### [Exercise objective]
Check each line of the records for "Taupunkt"; collect those that have it.

════════

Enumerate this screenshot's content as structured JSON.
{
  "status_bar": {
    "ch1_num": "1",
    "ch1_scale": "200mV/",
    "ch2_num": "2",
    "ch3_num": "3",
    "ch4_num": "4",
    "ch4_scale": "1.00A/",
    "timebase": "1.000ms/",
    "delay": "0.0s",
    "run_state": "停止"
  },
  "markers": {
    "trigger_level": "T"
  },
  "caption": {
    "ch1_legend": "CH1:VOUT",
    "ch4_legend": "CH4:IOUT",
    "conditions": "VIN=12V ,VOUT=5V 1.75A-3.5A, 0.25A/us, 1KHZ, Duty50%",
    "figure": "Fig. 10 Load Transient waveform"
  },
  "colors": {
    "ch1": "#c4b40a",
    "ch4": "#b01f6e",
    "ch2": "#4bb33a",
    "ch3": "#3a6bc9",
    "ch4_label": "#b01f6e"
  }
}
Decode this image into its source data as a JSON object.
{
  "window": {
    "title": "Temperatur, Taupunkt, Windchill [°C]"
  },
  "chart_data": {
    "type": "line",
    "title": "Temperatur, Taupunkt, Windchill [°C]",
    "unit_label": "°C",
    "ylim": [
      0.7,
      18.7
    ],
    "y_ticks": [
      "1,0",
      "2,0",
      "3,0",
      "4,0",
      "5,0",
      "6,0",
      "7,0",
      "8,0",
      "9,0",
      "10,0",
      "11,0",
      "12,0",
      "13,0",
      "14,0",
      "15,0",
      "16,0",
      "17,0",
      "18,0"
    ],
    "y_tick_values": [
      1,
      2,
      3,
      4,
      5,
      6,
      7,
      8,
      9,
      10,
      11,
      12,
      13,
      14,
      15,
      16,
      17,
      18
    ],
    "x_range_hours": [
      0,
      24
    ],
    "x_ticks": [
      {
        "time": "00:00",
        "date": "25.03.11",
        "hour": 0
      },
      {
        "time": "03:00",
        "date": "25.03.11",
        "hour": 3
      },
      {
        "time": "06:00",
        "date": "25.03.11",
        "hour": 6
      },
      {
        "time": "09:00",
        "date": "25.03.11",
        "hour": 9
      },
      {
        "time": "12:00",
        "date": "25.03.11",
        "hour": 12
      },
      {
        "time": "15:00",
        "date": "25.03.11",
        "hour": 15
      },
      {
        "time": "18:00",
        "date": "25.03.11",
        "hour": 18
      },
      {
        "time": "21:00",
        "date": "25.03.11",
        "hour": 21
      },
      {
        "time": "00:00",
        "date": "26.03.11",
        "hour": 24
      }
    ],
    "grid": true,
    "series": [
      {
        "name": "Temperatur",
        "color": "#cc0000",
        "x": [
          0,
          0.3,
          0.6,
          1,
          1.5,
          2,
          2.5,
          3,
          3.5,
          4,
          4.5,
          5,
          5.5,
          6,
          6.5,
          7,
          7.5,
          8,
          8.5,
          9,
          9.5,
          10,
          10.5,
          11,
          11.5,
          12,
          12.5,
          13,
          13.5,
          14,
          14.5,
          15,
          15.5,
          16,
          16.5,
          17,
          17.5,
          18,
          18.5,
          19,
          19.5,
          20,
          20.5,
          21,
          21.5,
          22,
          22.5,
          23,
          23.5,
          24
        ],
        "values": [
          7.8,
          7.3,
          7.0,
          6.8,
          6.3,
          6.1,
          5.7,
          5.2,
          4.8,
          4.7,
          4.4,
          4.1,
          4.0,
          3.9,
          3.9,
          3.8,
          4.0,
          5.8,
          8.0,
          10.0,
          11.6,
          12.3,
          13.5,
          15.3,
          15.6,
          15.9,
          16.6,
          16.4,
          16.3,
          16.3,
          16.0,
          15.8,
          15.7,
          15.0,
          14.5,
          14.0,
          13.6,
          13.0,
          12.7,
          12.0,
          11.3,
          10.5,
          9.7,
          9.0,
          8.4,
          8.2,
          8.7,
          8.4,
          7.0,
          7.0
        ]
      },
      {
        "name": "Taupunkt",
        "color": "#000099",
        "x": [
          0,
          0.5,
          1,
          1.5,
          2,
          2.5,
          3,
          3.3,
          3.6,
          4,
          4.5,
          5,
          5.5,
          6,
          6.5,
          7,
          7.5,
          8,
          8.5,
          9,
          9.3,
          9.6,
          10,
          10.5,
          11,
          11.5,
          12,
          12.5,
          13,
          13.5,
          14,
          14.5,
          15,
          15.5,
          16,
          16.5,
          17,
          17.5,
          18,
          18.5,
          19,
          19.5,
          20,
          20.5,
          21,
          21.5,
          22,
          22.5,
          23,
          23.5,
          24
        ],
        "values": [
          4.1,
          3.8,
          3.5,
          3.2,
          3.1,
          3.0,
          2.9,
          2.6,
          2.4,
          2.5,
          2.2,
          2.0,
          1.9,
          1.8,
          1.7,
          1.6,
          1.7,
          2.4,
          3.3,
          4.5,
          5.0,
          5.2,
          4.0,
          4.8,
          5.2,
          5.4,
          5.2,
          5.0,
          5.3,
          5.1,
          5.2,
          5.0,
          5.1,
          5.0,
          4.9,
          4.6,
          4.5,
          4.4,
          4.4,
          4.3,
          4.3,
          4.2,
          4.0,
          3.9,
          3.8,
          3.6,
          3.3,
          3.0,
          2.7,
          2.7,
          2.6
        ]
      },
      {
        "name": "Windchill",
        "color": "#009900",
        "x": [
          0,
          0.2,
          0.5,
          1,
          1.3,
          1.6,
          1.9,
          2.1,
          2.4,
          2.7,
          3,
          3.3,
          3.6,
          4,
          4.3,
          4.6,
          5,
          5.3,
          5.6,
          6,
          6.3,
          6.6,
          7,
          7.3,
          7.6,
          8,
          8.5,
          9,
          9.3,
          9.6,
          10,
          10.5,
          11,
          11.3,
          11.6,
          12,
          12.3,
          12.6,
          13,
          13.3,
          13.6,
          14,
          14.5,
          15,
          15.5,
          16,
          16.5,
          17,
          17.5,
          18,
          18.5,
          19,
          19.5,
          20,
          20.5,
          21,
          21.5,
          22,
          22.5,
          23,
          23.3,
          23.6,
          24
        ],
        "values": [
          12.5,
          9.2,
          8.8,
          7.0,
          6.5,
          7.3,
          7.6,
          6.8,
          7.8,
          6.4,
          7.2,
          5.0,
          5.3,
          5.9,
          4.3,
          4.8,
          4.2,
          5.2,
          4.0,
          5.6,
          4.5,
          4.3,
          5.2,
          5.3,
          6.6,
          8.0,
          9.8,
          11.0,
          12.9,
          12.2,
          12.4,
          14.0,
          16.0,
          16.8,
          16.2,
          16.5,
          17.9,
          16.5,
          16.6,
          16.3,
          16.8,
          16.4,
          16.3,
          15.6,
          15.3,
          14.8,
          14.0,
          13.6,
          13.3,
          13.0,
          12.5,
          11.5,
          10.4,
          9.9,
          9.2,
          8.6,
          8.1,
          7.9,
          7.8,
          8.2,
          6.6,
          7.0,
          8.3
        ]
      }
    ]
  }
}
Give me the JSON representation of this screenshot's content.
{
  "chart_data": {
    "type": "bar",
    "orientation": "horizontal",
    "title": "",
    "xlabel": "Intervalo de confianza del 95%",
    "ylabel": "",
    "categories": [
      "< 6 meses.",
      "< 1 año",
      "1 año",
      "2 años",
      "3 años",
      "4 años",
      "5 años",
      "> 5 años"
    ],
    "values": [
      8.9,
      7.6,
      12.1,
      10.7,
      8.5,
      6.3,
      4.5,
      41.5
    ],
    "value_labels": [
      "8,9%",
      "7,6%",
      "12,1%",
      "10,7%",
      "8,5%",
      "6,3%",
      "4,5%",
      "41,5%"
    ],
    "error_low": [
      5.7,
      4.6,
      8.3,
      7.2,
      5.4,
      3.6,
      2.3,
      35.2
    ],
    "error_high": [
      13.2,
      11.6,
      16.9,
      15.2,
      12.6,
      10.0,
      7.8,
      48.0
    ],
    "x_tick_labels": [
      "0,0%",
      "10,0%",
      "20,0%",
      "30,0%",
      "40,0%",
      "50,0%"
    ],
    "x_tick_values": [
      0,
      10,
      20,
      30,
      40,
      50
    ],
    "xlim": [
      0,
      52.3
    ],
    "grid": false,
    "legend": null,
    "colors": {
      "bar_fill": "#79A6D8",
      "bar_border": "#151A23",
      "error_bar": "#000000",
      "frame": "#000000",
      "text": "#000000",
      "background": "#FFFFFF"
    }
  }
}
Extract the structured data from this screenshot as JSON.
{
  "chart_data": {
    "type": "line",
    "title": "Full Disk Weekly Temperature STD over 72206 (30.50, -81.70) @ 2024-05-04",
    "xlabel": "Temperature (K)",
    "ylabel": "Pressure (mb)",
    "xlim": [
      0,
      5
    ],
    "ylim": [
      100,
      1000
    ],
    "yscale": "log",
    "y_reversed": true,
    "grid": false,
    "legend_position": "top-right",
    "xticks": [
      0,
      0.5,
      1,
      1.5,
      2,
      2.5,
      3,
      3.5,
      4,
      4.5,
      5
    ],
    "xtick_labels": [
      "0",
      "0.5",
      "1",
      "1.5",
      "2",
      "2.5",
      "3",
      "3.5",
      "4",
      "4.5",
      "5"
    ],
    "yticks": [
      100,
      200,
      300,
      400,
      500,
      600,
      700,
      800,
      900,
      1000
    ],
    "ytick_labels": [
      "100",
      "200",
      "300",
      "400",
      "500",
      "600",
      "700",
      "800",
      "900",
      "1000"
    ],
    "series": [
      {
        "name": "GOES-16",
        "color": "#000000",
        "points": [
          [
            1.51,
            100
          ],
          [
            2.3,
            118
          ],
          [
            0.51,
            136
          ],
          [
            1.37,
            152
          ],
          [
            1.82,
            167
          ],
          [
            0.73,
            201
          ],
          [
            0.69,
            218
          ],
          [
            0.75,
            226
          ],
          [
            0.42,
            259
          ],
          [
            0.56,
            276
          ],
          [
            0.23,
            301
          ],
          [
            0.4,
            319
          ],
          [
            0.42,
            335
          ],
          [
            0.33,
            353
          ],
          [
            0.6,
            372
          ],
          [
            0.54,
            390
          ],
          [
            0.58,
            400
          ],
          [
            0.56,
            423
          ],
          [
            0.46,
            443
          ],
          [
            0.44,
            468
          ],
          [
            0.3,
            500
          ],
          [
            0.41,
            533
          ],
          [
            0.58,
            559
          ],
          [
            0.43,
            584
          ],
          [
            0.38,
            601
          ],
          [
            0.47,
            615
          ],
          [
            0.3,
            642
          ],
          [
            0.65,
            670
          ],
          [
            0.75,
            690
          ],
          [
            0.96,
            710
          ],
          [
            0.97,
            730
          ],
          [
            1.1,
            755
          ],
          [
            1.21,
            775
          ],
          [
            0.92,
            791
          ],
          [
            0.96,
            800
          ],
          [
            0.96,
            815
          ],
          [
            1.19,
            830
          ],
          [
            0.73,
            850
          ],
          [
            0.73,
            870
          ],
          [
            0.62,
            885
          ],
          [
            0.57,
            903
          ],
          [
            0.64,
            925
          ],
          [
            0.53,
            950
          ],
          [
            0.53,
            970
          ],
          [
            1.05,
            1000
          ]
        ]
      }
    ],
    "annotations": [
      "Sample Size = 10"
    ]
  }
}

════════

### [Finished answer]
    "title": "Temperatur, Taupunkt, Windchill [°C]"
    "title": "Temperatur, Taupunkt, Windchill [°C]",
        "name": "Taupunkt",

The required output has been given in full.